======== SUPPLIED DATA
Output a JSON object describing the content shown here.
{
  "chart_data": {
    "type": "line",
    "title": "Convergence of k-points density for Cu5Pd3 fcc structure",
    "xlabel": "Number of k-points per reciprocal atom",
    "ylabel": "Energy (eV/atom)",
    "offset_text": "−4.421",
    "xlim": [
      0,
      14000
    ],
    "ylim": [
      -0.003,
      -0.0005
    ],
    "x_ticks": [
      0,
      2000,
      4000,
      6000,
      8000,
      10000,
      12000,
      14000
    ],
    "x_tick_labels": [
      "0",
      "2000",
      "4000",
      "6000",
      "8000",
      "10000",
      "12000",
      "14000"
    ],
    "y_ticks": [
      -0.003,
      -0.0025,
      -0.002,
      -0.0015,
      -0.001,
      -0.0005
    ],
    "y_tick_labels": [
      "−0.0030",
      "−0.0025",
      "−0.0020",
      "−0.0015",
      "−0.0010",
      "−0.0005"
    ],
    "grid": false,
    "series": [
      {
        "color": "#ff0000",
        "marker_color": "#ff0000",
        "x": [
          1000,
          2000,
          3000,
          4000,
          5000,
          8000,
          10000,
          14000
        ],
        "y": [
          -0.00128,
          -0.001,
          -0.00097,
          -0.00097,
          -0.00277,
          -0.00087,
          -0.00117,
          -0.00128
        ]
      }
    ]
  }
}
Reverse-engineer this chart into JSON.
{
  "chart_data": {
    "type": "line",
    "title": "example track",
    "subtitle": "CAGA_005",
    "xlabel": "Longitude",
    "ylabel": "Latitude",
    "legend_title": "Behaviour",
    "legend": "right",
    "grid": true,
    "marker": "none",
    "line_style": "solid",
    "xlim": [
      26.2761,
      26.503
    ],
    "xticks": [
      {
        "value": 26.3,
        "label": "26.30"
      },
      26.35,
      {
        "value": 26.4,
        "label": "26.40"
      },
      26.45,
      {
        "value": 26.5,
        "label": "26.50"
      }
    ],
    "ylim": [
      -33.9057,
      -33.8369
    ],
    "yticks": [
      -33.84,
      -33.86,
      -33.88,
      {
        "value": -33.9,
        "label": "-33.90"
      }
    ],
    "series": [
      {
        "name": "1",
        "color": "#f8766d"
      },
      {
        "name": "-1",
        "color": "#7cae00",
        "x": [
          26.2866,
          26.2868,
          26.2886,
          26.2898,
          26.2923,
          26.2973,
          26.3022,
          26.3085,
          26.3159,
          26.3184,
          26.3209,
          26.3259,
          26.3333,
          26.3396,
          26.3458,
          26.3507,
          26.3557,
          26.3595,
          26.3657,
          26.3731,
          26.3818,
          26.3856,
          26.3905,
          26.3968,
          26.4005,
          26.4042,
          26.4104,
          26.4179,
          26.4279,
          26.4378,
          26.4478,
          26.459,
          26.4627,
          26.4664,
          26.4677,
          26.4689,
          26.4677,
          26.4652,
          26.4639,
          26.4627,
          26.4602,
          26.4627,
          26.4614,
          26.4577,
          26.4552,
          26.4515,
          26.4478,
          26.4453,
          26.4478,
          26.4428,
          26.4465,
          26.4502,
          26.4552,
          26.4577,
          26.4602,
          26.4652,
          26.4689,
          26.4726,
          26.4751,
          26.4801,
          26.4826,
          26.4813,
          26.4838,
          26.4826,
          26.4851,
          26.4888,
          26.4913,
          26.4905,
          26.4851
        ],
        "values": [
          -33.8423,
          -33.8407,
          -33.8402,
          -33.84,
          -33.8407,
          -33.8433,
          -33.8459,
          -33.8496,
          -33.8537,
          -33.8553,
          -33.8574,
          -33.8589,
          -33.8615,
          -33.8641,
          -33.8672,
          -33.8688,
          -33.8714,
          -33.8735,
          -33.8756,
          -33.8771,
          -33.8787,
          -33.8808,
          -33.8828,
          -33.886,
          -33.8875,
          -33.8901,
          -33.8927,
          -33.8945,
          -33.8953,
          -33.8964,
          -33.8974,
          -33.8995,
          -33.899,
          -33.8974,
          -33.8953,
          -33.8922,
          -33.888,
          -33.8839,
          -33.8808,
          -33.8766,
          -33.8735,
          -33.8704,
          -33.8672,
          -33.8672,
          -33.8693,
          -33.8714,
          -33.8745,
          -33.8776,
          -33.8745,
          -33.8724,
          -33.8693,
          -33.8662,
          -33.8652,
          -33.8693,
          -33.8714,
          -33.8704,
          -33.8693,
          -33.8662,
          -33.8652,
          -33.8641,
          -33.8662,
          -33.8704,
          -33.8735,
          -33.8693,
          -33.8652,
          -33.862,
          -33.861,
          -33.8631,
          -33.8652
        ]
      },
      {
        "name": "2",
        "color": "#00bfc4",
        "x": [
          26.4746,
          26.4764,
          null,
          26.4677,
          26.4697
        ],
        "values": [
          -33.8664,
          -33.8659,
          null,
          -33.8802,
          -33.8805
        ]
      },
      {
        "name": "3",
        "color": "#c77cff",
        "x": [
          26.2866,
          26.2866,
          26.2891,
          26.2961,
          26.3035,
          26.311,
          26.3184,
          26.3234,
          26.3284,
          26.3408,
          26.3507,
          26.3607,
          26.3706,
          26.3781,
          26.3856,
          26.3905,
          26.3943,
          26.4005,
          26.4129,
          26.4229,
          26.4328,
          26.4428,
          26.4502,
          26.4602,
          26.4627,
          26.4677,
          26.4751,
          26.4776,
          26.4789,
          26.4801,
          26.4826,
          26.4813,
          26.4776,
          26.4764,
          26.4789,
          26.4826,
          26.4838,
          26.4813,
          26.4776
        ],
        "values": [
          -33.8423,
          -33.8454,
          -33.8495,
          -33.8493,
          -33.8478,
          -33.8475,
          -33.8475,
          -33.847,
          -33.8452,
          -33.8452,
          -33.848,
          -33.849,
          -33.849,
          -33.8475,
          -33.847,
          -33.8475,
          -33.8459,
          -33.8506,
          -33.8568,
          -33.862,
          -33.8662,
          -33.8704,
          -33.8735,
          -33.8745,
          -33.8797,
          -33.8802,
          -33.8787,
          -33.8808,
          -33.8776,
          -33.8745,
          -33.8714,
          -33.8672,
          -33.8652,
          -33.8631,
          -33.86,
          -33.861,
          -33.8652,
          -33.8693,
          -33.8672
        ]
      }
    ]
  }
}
================
→ **WHAT NEEDS TO BE DONE**: Identify and copy lines that hold the string "points".

→ **WORKED SOLUTION**:
    "title": "Convergence of k-points density for Cu5Pd3 fcc structure",
    "xlabel": "Number of k-points per reciprocal atom",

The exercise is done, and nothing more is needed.